• **EXTRACTED ENTRIES**:
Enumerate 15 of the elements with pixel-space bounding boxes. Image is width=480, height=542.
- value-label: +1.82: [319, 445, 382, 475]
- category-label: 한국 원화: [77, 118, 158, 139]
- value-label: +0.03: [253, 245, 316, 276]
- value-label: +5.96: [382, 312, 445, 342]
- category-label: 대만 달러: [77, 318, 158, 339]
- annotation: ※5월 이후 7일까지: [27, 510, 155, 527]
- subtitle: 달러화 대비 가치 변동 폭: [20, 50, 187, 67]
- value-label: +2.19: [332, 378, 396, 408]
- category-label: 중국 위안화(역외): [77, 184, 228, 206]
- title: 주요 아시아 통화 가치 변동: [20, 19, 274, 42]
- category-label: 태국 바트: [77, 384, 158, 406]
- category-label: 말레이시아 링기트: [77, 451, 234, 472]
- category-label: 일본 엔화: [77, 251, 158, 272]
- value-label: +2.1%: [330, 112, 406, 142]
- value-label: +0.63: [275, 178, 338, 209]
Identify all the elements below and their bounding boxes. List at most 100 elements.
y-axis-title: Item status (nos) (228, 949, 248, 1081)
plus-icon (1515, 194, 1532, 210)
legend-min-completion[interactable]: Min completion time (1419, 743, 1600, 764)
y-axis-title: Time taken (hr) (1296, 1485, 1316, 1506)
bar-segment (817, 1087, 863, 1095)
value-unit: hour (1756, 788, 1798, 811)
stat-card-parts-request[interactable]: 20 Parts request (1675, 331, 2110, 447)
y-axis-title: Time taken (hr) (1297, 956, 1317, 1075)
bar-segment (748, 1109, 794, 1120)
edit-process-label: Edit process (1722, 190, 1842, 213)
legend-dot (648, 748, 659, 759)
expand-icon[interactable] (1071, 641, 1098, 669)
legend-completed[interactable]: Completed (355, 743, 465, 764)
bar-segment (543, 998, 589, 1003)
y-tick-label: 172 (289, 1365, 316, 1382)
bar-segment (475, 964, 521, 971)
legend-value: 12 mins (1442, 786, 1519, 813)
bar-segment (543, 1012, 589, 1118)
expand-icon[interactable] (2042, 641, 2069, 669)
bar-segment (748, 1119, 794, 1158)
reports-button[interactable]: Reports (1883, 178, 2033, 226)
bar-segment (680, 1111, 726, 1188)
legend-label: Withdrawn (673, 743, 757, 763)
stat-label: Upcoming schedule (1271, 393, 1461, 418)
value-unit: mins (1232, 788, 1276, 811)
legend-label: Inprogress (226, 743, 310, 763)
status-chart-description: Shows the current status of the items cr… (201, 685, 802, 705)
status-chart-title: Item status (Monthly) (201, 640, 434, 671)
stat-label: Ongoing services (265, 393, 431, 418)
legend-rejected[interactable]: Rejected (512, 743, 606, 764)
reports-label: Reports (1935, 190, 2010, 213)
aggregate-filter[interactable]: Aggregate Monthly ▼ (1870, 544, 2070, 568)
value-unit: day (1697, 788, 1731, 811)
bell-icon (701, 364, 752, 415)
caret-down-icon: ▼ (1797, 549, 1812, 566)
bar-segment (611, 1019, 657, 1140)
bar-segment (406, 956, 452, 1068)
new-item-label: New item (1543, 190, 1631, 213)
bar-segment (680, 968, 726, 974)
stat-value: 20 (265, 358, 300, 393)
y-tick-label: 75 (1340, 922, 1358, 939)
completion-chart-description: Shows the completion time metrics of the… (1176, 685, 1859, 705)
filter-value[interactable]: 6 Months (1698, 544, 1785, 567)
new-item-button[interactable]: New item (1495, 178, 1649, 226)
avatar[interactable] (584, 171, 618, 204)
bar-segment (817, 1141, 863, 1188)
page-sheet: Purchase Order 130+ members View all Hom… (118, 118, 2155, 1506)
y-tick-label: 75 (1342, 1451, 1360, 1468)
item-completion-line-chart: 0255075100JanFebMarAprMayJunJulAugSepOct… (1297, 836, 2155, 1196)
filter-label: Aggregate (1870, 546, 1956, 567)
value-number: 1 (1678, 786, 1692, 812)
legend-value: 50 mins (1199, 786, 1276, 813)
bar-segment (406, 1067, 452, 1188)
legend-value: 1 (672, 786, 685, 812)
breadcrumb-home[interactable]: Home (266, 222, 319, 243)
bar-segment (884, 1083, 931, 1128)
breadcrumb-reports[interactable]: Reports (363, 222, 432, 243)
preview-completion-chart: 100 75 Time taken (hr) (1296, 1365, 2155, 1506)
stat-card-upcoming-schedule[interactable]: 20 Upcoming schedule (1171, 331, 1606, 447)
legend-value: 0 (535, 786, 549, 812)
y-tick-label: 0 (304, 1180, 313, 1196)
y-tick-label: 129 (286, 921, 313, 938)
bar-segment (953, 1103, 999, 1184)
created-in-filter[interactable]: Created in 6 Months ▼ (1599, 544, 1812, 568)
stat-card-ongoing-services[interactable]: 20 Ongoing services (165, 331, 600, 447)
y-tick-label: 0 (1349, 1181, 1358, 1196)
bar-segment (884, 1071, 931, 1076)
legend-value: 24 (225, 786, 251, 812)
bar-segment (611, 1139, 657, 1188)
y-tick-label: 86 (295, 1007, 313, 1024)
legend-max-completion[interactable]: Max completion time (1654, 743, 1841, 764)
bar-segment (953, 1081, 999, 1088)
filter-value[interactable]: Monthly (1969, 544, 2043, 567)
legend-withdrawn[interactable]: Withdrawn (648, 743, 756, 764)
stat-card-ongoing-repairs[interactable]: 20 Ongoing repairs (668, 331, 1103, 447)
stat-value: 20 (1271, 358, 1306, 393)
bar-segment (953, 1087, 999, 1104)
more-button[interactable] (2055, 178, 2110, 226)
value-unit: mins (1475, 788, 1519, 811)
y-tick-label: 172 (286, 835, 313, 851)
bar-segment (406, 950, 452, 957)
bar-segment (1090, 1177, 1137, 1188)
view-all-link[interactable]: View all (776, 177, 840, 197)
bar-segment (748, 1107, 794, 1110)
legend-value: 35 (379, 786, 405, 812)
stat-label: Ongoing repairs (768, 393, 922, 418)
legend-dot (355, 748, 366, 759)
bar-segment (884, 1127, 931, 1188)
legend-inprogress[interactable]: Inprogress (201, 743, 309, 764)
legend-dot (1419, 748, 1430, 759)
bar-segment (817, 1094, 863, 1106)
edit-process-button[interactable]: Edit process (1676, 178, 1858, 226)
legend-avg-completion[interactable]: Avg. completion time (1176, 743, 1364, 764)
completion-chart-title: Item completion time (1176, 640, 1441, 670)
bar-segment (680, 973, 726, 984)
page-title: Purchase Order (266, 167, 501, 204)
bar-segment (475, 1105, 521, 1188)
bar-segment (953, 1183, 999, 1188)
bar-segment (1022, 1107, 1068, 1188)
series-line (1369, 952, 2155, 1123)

• **EXERCISE OBJECTIVE**:
Rewrite all the lines above as a JSON list of strings, one string for each line, skipping any blank lines.

• **WRITTEN RESPONSE**:
[
  "Enumerate 15 of the elements with pixel-space bounding boxes. Image is width=480, height=542.",
  "- value-label: +1.82: [319, 445, 382, 475]",
  "- category-label: 한국 원화: [77, 118, 158, 139]",
  "- value-label: +0.03: [253, 245, 316, 276]",
  "- value-label: +5.96: [382, 312, 445, 342]",
  "- category-label: 대만 달러: [77, 318, 158, 339]",
  "- annotation: ※5월 이후 7일까지: [27, 510, 155, 527]",
  "- subtitle: 달러화 대비 가치 변동 폭: [20, 50, 187, 67]",
  "- value-label: +2.19: [332, 378, 396, 408]",
  "- category-label: 중국 위안화(역외): [77, 184, 228, 206]",
  "- title: 주요 아시아 통화 가치 변동: [20, 19, 274, 42]",
  "- category-label: 태국 바트: [77, 384, 158, 406]",
  "- category-label: 말레이시아 링기트: [77, 451, 234, 472]",
  "- category-label: 일본 엔화: [77, 251, 158, 272]",
  "- value-label: +2.1%: [330, 112, 406, 142]",
  "- value-label: +0.63: [275, 178, 338, 209]",
  "Identify all the elements below and their bounding boxes. List at most 100 elements.",
  "y-axis-title: Item status (nos) (228, 949, 248, 1081)",
  "plus-icon (1515, 194, 1532, 210)",
  "legend-min-completion[interactable]: Min completion time (1419, 743, 1600, 764)",
  "y-axis-title: Time taken (hr) (1296, 1485, 1316, 1506)",
  "bar-segment (817, 1087, 863, 1095)",
  "value-unit: hour (1756, 788, 1798, 811)",
  "stat-card-parts-request[interactable]: 20 Parts request (1675, 331, 2110, 447)",
  "y-axis-title: Time taken (hr) (1297, 956, 1317, 1075)",
  "bar-segment (748, 1109, 794, 1120)",
  "edit-process-label: Edit process (1722, 190, 1842, 213)",
  "legend-dot (648, 748, 659, 759)",
  "expand-icon[interactable] (1071, 641, 1098, 669)",
  "legend-completed[interactable]: Completed (355, 743, 465, 764)",
  "bar-segment (543, 998, 589, 1003)",
  "y-tick-label: 172 (289, 1365, 316, 1382)",
  "bar-segment (475, 964, 521, 971)",
  "legend-value: 12 mins (1442, 786, 1519, 813)",
  "bar-segment (543, 1012, 589, 1118)",
  "expand-icon[interactable] (2042, 641, 2069, 669)",
  "bar-segment (748, 1119, 794, 1158)",
  "reports-button[interactable]: Reports (1883, 178, 2033, 226)",
  "bar-segment (680, 1111, 726, 1188)",
  "legend-label: Withdrawn (673, 743, 757, 763)",
  "stat-label: Upcoming schedule (1271, 393, 1461, 418)",
  "value-unit: mins (1232, 788, 1276, 811)",
  "legend-label: Inprogress (226, 743, 310, 763)",
  "status-chart-description: Shows the current status of the items cr… (201, 685, 802, 705)",
  "status-chart-title: Item status (Monthly) (201, 640, 434, 671)",
  "stat-label: Ongoing services (265, 393, 431, 418)",
  "legend-rejected[interactable]: Rejected (512, 743, 606, 764)",
  "reports-label: Reports (1935, 190, 2010, 213)",
  "aggregate-filter[interactable]: Aggregate Monthly ▼ (1870, 544, 2070, 568)",
  "value-unit: day (1697, 788, 1731, 811)",
  "bell-icon (701, 364, 752, 415)",
  "caret-down-icon: ▼ (1797, 549, 1812, 566)",
  "bar-segment (611, 1019, 657, 1140)",
  "bar-segment (406, 956, 452, 1068)",
  "new-item-label: New item (1543, 190, 1631, 213)",
  "bar-segment (680, 968, 726, 974)",
  "stat-value: 20 (265, 358, 300, 393)",
  "y-tick-label: 75 (1340, 922, 1358, 939)",
  "completion-chart-description: Shows the completion time metrics of the… (1176, 685, 1859, 705)",
  "filter-value[interactable]: 6 Months (1698, 544, 1785, 567)",
  "new-item-button[interactable]: New item (1495, 178, 1649, 226)",
  "avatar[interactable] (584, 171, 618, 204)",
  "bar-segment (817, 1141, 863, 1188)",
  "page-sheet: Purchase Order 130+ members View all Hom… (118, 118, 2155, 1506)",
  "y-tick-label: 75 (1342, 1451, 1360, 1468)",
  "item-completion-line-chart: 0255075100JanFebMarAprMayJunJulAugSepOct… (1297, 836, 2155, 1196)",
  "filter-label: Aggregate (1870, 546, 1956, 567)",
  "value-number: 1 (1678, 786, 1692, 812)",
  "legend-value: 50 mins (1199, 786, 1276, 813)",
  "bar-segment (406, 1067, 452, 1188)",
  "legend-value: 1 (672, 786, 685, 812)",
  "breadcrumb-home[interactable]: Home (266, 222, 319, 243)",
  "bar-segment (884, 1083, 931, 1128)",
  "breadcrumb-reports[interactable]: Reports (363, 222, 432, 243)",
  "preview-completion-chart: 100 75 Time taken (hr) (1296, 1365, 2155, 1506)",
  "stat-card-upcoming-schedule[interactable]: 20 Upcoming schedule (1171, 331, 1606, 447)",
  "legend-value: 0 (535, 786, 549, 812)",
  "y-tick-label: 0 (304, 1180, 313, 1196)",
  "y-tick-label: 129 (286, 921, 313, 938)",
  "bar-segment (953, 1103, 999, 1184)",
  "created-in-filter[interactable]: Created in 6 Months ▼ (1599, 544, 1812, 568)",
  "stat-card-ongoing-services[interactable]: 20 Ongoing services (165, 331, 600, 447)",
  "y-tick-label: 0 (1349, 1181, 1358, 1196)",
  "bar-segment (884, 1071, 931, 1076)",
  "legend-value: 24 (225, 786, 251, 812)",
  "bar-segment (611, 1139, 657, 1188)",
  "y-tick-label: 86 (295, 1007, 313, 1024)",
  "legend-max-completion[interactable]: Max completion time (1654, 743, 1841, 764)",
  "bar-segment (953, 1081, 999, 1088)",
  "filter-value[interactable]: Monthly (1969, 544, 2043, 567)",
  "legend-withdrawn[interactable]: Withdrawn (648, 743, 756, 764)",
  "stat-card-ongoing-repairs[interactable]: 20 Ongoing repairs (668, 331, 1103, 447)",
  "stat-value: 20 (1271, 358, 1306, 393)",
  "bar-segment (953, 1087, 999, 1104)",
  "more-button[interactable] (2055, 178, 2110, 226)",
  "value-unit: mins (1475, 788, 1519, 811)",
  "y-tick-label: 172 (286, 835, 313, 851)",
  "bar-segment (406, 950, 452, 957)",
  "bar-segment (1090, 1177, 1137, 1188)",
  "view-all-link[interactable]: View all (776, 177, 840, 197)",
  "bar-segment (748, 1107, 794, 1110)",
  "legend-value: 35 (379, 786, 405, 812)",
  "stat-label: Ongoing repairs (768, 393, 922, 418)",
  "legend-dot (355, 748, 366, 759)",
  "bar-segment (884, 1127, 931, 1188)",
  "legend-inprogress[interactable]: Inprogress (201, 743, 309, 764)",
  "legend-dot (1419, 748, 1430, 759)",
  "bar-segment (817, 1094, 863, 1106)",
  "edit-process-button[interactable]: Edit process (1676, 178, 1858, 226)",
  "legend-avg-completion[interactable]: Avg. completion time (1176, 743, 1364, 764)",
  "completion-chart-title: Item completion time (1176, 640, 1441, 670)",
  "bar-segment (680, 973, 726, 984)",
  "page-title: Purchase Order (266, 167, 501, 204)",
  "bar-segment (475, 1105, 521, 1188)",
  "bar-segment (953, 1183, 999, 1188)",
  "bar-segment (1022, 1107, 1068, 1188)",
  "series-line (1369, 952, 2155, 1123)"
]